> _SET PROBLEM_
Return all of the entries exactly, with nothing added or left out.

====

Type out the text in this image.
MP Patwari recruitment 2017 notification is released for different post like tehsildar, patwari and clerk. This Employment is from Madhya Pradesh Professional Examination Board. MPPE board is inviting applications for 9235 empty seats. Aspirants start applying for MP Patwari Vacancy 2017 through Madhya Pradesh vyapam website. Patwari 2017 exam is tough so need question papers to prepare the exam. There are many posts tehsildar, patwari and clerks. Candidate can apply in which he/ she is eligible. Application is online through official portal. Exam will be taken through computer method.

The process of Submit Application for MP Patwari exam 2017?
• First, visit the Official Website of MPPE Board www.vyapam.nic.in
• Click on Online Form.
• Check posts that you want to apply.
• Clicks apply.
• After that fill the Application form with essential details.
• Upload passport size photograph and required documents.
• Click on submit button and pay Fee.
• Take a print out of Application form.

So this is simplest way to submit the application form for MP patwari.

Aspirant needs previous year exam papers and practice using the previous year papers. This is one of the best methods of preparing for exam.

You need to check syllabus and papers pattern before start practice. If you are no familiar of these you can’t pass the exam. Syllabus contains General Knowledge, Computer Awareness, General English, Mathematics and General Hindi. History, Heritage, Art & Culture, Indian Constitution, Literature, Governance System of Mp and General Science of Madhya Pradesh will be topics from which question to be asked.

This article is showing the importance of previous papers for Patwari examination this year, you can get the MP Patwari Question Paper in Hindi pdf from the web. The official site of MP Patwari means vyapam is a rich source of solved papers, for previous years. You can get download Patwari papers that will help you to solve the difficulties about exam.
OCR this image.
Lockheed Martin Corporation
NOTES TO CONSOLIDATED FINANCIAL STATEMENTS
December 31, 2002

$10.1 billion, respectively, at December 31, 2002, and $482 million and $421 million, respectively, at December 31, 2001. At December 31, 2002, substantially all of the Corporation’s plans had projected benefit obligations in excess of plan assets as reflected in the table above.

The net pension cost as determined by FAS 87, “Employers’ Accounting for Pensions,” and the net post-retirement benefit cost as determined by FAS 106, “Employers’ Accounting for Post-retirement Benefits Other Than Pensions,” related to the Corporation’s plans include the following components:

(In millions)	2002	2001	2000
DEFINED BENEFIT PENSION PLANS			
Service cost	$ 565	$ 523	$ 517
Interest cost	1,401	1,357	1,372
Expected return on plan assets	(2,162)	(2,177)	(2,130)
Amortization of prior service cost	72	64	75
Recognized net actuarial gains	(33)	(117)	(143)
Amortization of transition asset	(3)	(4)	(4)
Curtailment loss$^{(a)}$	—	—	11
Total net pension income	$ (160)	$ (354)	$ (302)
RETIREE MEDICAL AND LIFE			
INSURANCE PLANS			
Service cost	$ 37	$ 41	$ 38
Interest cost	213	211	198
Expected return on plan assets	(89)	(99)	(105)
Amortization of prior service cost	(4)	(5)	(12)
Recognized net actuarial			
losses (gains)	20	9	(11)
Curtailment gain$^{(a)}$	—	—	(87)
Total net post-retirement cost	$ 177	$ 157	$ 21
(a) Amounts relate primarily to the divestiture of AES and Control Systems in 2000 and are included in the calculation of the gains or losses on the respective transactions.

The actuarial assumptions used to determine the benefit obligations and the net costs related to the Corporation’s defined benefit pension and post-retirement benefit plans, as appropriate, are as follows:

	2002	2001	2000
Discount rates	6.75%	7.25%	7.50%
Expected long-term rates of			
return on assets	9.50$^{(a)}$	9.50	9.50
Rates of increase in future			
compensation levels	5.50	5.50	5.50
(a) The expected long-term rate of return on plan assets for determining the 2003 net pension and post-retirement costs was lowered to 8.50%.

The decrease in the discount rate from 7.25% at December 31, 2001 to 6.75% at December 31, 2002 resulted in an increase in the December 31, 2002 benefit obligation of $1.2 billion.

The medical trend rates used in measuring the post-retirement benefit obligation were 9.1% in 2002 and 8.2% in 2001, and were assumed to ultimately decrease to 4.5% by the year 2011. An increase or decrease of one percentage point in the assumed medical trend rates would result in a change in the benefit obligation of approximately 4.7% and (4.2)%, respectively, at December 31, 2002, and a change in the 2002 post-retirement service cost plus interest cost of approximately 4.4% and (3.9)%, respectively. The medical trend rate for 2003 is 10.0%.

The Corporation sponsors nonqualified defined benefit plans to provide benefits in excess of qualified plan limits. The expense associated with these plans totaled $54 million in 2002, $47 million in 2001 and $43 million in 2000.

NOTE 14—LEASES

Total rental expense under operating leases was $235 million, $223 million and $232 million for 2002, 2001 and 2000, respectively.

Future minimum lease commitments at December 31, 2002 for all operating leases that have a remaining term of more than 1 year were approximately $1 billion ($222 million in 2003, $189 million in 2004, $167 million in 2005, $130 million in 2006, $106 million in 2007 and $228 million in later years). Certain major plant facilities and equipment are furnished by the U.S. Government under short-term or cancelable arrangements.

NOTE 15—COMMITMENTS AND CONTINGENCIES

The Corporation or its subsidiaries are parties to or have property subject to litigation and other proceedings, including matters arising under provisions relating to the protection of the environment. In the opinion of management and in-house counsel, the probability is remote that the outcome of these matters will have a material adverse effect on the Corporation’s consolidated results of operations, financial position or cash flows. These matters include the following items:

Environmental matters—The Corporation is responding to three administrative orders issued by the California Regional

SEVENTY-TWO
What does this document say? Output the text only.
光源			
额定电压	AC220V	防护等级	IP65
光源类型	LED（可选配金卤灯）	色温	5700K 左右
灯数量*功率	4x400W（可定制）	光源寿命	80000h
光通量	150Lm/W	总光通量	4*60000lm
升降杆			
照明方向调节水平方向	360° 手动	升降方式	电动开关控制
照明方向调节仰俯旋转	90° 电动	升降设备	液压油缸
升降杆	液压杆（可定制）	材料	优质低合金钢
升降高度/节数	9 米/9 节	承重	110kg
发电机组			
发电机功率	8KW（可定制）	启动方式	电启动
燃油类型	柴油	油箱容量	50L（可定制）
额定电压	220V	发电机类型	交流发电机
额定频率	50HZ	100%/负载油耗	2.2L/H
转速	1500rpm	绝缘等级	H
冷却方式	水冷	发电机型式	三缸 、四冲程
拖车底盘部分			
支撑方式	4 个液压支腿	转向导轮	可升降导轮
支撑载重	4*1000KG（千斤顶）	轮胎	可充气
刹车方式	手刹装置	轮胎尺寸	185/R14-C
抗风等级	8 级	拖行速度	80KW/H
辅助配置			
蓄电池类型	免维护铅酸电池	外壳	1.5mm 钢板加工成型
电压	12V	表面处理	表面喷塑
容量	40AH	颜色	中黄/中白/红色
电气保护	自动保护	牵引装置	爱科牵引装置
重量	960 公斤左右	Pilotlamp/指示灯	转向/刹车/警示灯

====

> _REPLY TO THE TASK_
Type out the text in this image.
MP Patwari recruitment 2017 notification is released for different post like tehsildar, patwari and clerk. This Employment is from Madhya Pradesh Professional Examination Board. MPPE board is inviting applications for 9235 empty seats. Aspirants start applying for MP Patwari Vacancy 2017 through Madhya Pradesh vyapam website. Patwari 2017 exam is tough so need question papers to prepare the exam. There are many posts tehsildar, patwari and clerks. Candidate can apply in which he/ she is eligible. Application is online through official portal. Exam will be taken through computer method.

The process of Submit Application for MP Patwari exam 2017?
• First, visit the Official Website of MPPE Board www.vyapam.nic.in
• Click on Online Form.
• Check posts that you want to apply.
• Clicks apply.
• After that fill the Application form with essential details.
• Upload passport size photograph and required documents.
• Click on submit button and pay Fee.
• Take a print out of Application form.

So this is simplest way to submit the application form for MP patwari.

Aspirant needs previous year exam papers and practice using the previous year papers. This is one of the best methods of preparing for exam.

You need to check syllabus and papers pattern before start practice. If you are no familiar of these you can’t pass the exam. Syllabus contains General Knowledge, Computer Awareness, General English, Mathematics and General Hindi. History, Heritage, Art & Culture, Indian Constitution, Literature, Governance System of Mp and General Science of Madhya Pradesh will be topics from which question to be asked.

This article is showing the importance of previous papers for Patwari examination this year, you can get the MP Patwari Question Paper in Hindi pdf from the web. The official site of MP Patwari means vyapam is a rich source of solved papers, for previous years. You can get download Patwari papers that will help you to solve the difficulties about exam.
OCR this image.
Lockheed Martin Corporation
NOTES TO CONSOLIDATED FINANCIAL STATEMENTS
December 31, 2002

$10.1 billion, respectively, at December 31, 2002, and $482 million and $421 million, respectively, at December 31, 2001. At December 31, 2002, substantially all of the Corporation’s plans had projected benefit obligations in excess of plan assets as reflected in the table above.

The net pension cost as determined by FAS 87, “Employers’ Accounting for Pensions,” and the net post-retirement benefit cost as determined by FAS 106, “Employers’ Accounting for Post-retirement Benefits Other Than Pensions,” related to the Corporation’s plans include the following components:

(In millions)	2002	2001	2000
DEFINED BENEFIT PENSION PLANS			
Service cost	$ 565	$ 523	$ 517
Interest cost	1,401	1,357	1,372
Expected return on plan assets	(2,162)	(2,177)	(2,130)
Amortization of prior service cost	72	64	75
Recognized net actuarial gains	(33)	(117)	(143)
Amortization of transition asset	(3)	(4)	(4)
Curtailment loss$^{(a)}$	—	—	11
Total net pension income	$ (160)	$ (354)	$ (302)
RETIREE MEDICAL AND LIFE			
INSURANCE PLANS			
Service cost	$ 37	$ 41	$ 38
Interest cost	213	211	198
Expected return on plan assets	(89)	(99)	(105)
Amortization of prior service cost	(4)	(5)	(12)
Recognized net actuarial			
losses (gains)	20	9	(11)
Curtailment gain$^{(a)}$	—	—	(87)
Total net post-retirement cost	$ 177	$ 157	$ 21
(a) Amounts relate primarily to the divestiture of AES and Control Systems in 2000 and are included in the calculation of the gains or losses on the respective transactions.

The actuarial assumptions used to determine the benefit obligations and the net costs related to the Corporation’s defined benefit pension and post-retirement benefit plans, as appropriate, are as follows:

	2002	2001	2000
Discount rates	6.75%	7.25%	7.50%
Expected long-term rates of			
return on assets	9.50$^{(a)}$	9.50	9.50
Rates of increase in future			
compensation levels	5.50	5.50	5.50
(a) The expected long-term rate of return on plan assets for determining the 2003 net pension and post-retirement costs was lowered to 8.50%.

The decrease in the discount rate from 7.25% at December 31, 2001 to 6.75% at December 31, 2002 resulted in an increase in the December 31, 2002 benefit obligation of $1.2 billion.

The medical trend rates used in measuring the post-retirement benefit obligation were 9.1% in 2002 and 8.2% in 2001, and were assumed to ultimately decrease to 4.5% by the year 2011. An increase or decrease of one percentage point in the assumed medical trend rates would result in a change in the benefit obligation of approximately 4.7% and (4.2)%, respectively, at December 31, 2002, and a change in the 2002 post-retirement service cost plus interest cost of approximately 4.4% and (3.9)%, respectively. The medical trend rate for 2003 is 10.0%.

The Corporation sponsors nonqualified defined benefit plans to provide benefits in excess of qualified plan limits. The expense associated with these plans totaled $54 million in 2002, $47 million in 2001 and $43 million in 2000.

NOTE 14—LEASES

Total rental expense under operating leases was $235 million, $223 million and $232 million for 2002, 2001 and 2000, respectively.

Future minimum lease commitments at December 31, 2002 for all operating leases that have a remaining term of more than 1 year were approximately $1 billion ($222 million in 2003, $189 million in 2004, $167 million in 2005, $130 million in 2006, $106 million in 2007 and $228 million in later years). Certain major plant facilities and equipment are furnished by the U.S. Government under short-term or cancelable arrangements.

NOTE 15—COMMITMENTS AND CONTINGENCIES

The Corporation or its subsidiaries are parties to or have property subject to litigation and other proceedings, including matters arising under provisions relating to the protection of the environment. In the opinion of management and in-house counsel, the probability is remote that the outcome of these matters will have a material adverse effect on the Corporation’s consolidated results of operations, financial position or cash flows. These matters include the following items:

Environmental matters—The Corporation is responding to three administrative orders issued by the California Regional

SEVENTY-TWO
What does this document say? Output the text only.
光源			
额定电压	AC220V	防护等级	IP65
光源类型	LED（可选配金卤灯）	色温	5700K 左右
灯数量*功率	4x400W（可定制）	光源寿命	80000h
光通量	150Lm/W	总光通量	4*60000lm
升降杆			
照明方向调节水平方向	360° 手动	升降方式	电动开关控制
照明方向调节仰俯旋转	90° 电动	升降设备	液压油缸
升降杆	液压杆（可定制）	材料	优质低合金钢
升降高度/节数	9 米/9 节	承重	110kg
发电机组			
发电机功率	8KW（可定制）	启动方式	电启动
燃油类型	柴油	油箱容量	50L（可定制）
额定电压	220V	发电机类型	交流发电机
额定频率	50HZ	100%/负载油耗	2.2L/H
转速	1500rpm	绝缘等级	H
冷却方式	水冷	发电机型式	三缸 、四冲程
拖车底盘部分			
支撑方式	4 个液压支腿	转向导轮	可升降导轮
支撑载重	4*1000KG（千斤顶）	轮胎	可充气
刹车方式	手刹装置	轮胎尺寸	185/R14-C
抗风等级	8 级	拖行速度	80KW/H
辅助配置			
蓄电池类型	免维护铅酸电池	外壳	1.5mm 钢板加工成型
电压	12V	表面处理	表面喷塑
容量	40AH	颜色	中黄/中白/红色
电气保护	自动保护	牵引装置	爱科牵引装置
重量	960 公斤左右	Pilotlamp/指示灯	转向/刹车/警示灯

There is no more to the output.